What you will do: Could you copy out the records below, swapping every "tree-section" for "outline-section" and keeping everything else the same?

─── Dataset excerpts

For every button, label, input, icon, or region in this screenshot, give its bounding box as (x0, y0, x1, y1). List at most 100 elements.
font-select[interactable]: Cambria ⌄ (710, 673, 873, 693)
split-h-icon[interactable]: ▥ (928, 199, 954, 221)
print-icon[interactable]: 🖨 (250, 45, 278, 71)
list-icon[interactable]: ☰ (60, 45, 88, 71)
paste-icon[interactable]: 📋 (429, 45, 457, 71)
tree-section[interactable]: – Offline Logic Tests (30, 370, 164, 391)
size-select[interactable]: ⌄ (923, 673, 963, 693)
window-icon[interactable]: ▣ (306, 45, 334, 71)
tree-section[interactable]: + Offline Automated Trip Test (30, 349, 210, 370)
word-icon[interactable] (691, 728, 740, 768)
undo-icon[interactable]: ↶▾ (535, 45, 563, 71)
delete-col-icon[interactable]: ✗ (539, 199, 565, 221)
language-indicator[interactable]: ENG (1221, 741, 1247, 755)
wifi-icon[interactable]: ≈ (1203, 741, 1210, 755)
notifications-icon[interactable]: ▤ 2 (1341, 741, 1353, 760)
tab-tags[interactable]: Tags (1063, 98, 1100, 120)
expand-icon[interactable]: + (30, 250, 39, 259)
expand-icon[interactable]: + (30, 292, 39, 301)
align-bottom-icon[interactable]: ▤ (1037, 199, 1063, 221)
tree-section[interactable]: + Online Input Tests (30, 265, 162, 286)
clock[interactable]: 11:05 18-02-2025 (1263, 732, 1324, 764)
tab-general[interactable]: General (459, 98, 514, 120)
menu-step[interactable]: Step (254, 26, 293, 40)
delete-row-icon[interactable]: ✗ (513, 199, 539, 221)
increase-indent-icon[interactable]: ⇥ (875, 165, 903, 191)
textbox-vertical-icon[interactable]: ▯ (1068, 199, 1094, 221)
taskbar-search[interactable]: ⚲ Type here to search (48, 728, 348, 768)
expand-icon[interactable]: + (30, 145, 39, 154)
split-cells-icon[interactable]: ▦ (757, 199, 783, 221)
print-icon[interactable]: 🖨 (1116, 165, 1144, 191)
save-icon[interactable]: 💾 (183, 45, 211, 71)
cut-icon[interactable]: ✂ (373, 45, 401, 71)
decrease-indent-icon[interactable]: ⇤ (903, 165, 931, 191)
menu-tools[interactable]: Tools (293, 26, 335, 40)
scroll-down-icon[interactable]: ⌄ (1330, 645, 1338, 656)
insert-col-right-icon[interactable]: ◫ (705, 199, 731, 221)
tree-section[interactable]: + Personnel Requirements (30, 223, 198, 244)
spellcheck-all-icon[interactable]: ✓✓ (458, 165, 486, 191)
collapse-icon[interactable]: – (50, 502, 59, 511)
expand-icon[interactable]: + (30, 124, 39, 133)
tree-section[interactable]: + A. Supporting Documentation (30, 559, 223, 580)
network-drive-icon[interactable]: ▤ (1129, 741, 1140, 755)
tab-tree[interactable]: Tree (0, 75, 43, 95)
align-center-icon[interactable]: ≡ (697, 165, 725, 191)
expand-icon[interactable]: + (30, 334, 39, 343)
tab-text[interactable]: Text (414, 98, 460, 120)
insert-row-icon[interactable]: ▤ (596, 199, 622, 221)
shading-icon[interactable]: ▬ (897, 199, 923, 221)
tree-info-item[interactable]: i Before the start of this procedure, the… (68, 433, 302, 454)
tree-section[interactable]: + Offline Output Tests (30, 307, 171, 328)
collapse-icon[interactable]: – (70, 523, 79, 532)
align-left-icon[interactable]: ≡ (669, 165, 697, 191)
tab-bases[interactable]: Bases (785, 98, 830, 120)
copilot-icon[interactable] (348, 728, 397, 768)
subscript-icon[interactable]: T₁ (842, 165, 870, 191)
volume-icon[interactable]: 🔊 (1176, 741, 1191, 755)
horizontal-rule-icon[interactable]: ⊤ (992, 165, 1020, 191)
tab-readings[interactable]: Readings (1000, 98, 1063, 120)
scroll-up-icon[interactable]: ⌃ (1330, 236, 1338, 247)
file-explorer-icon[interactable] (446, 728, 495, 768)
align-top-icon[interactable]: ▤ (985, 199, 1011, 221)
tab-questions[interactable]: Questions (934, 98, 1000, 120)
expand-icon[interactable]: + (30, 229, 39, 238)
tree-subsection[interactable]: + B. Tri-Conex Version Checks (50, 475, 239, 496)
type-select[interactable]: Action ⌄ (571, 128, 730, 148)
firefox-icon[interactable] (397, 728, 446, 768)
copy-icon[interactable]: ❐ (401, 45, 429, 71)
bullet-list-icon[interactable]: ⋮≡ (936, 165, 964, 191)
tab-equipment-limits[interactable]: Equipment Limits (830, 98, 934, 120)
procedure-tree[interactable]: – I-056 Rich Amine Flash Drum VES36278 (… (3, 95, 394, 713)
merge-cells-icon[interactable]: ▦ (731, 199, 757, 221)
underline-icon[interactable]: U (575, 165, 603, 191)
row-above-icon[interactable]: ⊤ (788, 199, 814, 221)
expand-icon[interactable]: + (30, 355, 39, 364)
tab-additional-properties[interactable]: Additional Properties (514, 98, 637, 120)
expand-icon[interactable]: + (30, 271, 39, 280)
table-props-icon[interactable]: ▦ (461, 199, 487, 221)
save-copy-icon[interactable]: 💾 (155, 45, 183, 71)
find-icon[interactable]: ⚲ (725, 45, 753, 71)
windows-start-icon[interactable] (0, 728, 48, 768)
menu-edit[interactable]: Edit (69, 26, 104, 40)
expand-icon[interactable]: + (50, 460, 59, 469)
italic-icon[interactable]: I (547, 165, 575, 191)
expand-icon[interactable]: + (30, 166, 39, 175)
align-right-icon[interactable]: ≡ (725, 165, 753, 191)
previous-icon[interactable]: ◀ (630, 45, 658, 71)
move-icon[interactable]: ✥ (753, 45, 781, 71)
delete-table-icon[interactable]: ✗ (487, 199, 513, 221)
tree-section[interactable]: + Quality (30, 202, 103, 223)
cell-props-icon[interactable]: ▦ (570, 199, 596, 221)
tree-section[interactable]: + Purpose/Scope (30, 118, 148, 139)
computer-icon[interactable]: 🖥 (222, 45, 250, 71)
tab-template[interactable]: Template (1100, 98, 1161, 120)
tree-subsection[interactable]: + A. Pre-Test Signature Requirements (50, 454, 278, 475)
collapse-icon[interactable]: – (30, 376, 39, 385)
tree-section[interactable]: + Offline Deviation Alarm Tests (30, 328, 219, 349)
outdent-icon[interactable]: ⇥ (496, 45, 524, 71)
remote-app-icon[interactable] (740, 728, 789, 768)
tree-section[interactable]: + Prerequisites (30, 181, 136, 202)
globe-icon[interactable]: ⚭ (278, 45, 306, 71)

──────

Finished exercise:
For every button, label, input, icon, or region in this screenshot, give its bounding box as (x0, y0, x1, y1). List at most 100 elements.
font-select[interactable]: Cambria ⌄ (710, 673, 873, 693)
split-h-icon[interactable]: ▥ (928, 199, 954, 221)
print-icon[interactable]: 🖨 (250, 45, 278, 71)
list-icon[interactable]: ☰ (60, 45, 88, 71)
paste-icon[interactable]: 📋 (429, 45, 457, 71)
outline-section[interactable]: – Offline Logic Tests (30, 370, 164, 391)
size-select[interactable]: ⌄ (923, 673, 963, 693)
window-icon[interactable]: ▣ (306, 45, 334, 71)
outline-section[interactable]: + Offline Automated Trip Test (30, 349, 210, 370)
word-icon[interactable] (691, 728, 740, 768)
undo-icon[interactable]: ↶▾ (535, 45, 563, 71)
delete-col-icon[interactable]: ✗ (539, 199, 565, 221)
language-indicator[interactable]: ENG (1221, 741, 1247, 755)
wifi-icon[interactable]: ≈ (1203, 741, 1210, 755)
notifications-icon[interactable]: ▤ 2 (1341, 741, 1353, 760)
tab-tags[interactable]: Tags (1063, 98, 1100, 120)
expand-icon[interactable]: + (30, 250, 39, 259)
expand-icon[interactable]: + (30, 292, 39, 301)
align-bottom-icon[interactable]: ▤ (1037, 199, 1063, 221)
outline-section[interactable]: + Online Input Tests (30, 265, 162, 286)
clock[interactable]: 11:05 18-02-2025 (1263, 732, 1324, 764)
tab-general[interactable]: General (459, 98, 514, 120)
menu-step[interactable]: Step (254, 26, 293, 40)
delete-row-icon[interactable]: ✗ (513, 199, 539, 221)
increase-indent-icon[interactable]: ⇥ (875, 165, 903, 191)
textbox-vertical-icon[interactable]: ▯ (1068, 199, 1094, 221)
taskbar-search[interactable]: ⚲ Type here to search (48, 728, 348, 768)
expand-icon[interactable]: + (30, 145, 39, 154)
split-cells-icon[interactable]: ▦ (757, 199, 783, 221)
print-icon[interactable]: 🖨 (1116, 165, 1144, 191)
save-icon[interactable]: 💾 (183, 45, 211, 71)
cut-icon[interactable]: ✂ (373, 45, 401, 71)
decrease-indent-icon[interactable]: ⇤ (903, 165, 931, 191)
menu-tools[interactable]: Tools (293, 26, 335, 40)
scroll-down-icon[interactable]: ⌄ (1330, 645, 1338, 656)
insert-col-right-icon[interactable]: ◫ (705, 199, 731, 221)
outline-section[interactable]: + Personnel Requirements (30, 223, 198, 244)
spellcheck-all-icon[interactable]: ✓✓ (458, 165, 486, 191)
collapse-icon[interactable]: – (50, 502, 59, 511)
expand-icon[interactable]: + (30, 124, 39, 133)
outline-section[interactable]: + A. Supporting Documentation (30, 559, 223, 580)
network-drive-icon[interactable]: ▤ (1129, 741, 1140, 755)
tab-tree[interactable]: Tree (0, 75, 43, 95)
align-center-icon[interactable]: ≡ (697, 165, 725, 191)
expand-icon[interactable]: + (30, 334, 39, 343)
tab-text[interactable]: Text (414, 98, 460, 120)
insert-row-icon[interactable]: ▤ (596, 199, 622, 221)
shading-icon[interactable]: ▬ (897, 199, 923, 221)
tree-info-item[interactable]: i Before the start of this procedure, the… (68, 433, 302, 454)
outline-section[interactable]: + Offline Output Tests (30, 307, 171, 328)
collapse-icon[interactable]: – (70, 523, 79, 532)
align-left-icon[interactable]: ≡ (669, 165, 697, 191)
tab-bases[interactable]: Bases (785, 98, 830, 120)
copilot-icon[interactable] (348, 728, 397, 768)
subscript-icon[interactable]: T₁ (842, 165, 870, 191)
volume-icon[interactable]: 🔊 (1176, 741, 1191, 755)
horizontal-rule-icon[interactable]: ⊤ (992, 165, 1020, 191)
tab-readings[interactable]: Readings (1000, 98, 1063, 120)
scroll-up-icon[interactable]: ⌃ (1330, 236, 1338, 247)
file-explorer-icon[interactable] (446, 728, 495, 768)
align-top-icon[interactable]: ▤ (985, 199, 1011, 221)
tab-questions[interactable]: Questions (934, 98, 1000, 120)
expand-icon[interactable]: + (30, 229, 39, 238)
tree-subsection[interactable]: + B. Tri-Conex Version Checks (50, 475, 239, 496)
type-select[interactable]: Action ⌄ (571, 128, 730, 148)
firefox-icon[interactable] (397, 728, 446, 768)
copy-icon[interactable]: ❐ (401, 45, 429, 71)
bullet-list-icon[interactable]: ⋮≡ (936, 165, 964, 191)
tab-equipment-limits[interactable]: Equipment Limits (830, 98, 934, 120)
procedure-tree[interactable]: – I-056 Rich Amine Flash Drum VES36278 (… (3, 95, 394, 713)
merge-cells-icon[interactable]: ▦ (731, 199, 757, 221)
underline-icon[interactable]: U (575, 165, 603, 191)
row-above-icon[interactable]: ⊤ (788, 199, 814, 221)
expand-icon[interactable]: + (30, 355, 39, 364)
tab-additional-properties[interactable]: Additional Properties (514, 98, 637, 120)
expand-icon[interactable]: + (30, 271, 39, 280)
table-props-icon[interactable]: ▦ (461, 199, 487, 221)
save-copy-icon[interactable]: 💾 (155, 45, 183, 71)
find-icon[interactable]: ⚲ (725, 45, 753, 71)
windows-start-icon[interactable] (0, 728, 48, 768)
menu-edit[interactable]: Edit (69, 26, 104, 40)
expand-icon[interactable]: + (50, 460, 59, 469)
italic-icon[interactable]: I (547, 165, 575, 191)
expand-icon[interactable]: + (30, 166, 39, 175)
align-right-icon[interactable]: ≡ (725, 165, 753, 191)
previous-icon[interactable]: ◀ (630, 45, 658, 71)
move-icon[interactable]: ✥ (753, 45, 781, 71)
delete-table-icon[interactable]: ✗ (487, 199, 513, 221)
outline-section[interactable]: + Quality (30, 202, 103, 223)
cell-props-icon[interactable]: ▦ (570, 199, 596, 221)
outline-section[interactable]: + Purpose/Scope (30, 118, 148, 139)
computer-icon[interactable]: 🖥 (222, 45, 250, 71)
tab-template[interactable]: Template (1100, 98, 1161, 120)
tree-subsection[interactable]: + A. Pre-Test Signature Requirements (50, 454, 278, 475)
collapse-icon[interactable]: – (30, 376, 39, 385)
outline-section[interactable]: + Offline Deviation Alarm Tests (30, 328, 219, 349)
outdent-icon[interactable]: ⇥ (496, 45, 524, 71)
remote-app-icon[interactable] (740, 728, 789, 768)
outline-section[interactable]: + Prerequisites (30, 181, 136, 202)
globe-icon[interactable]: ⚭ (278, 45, 306, 71)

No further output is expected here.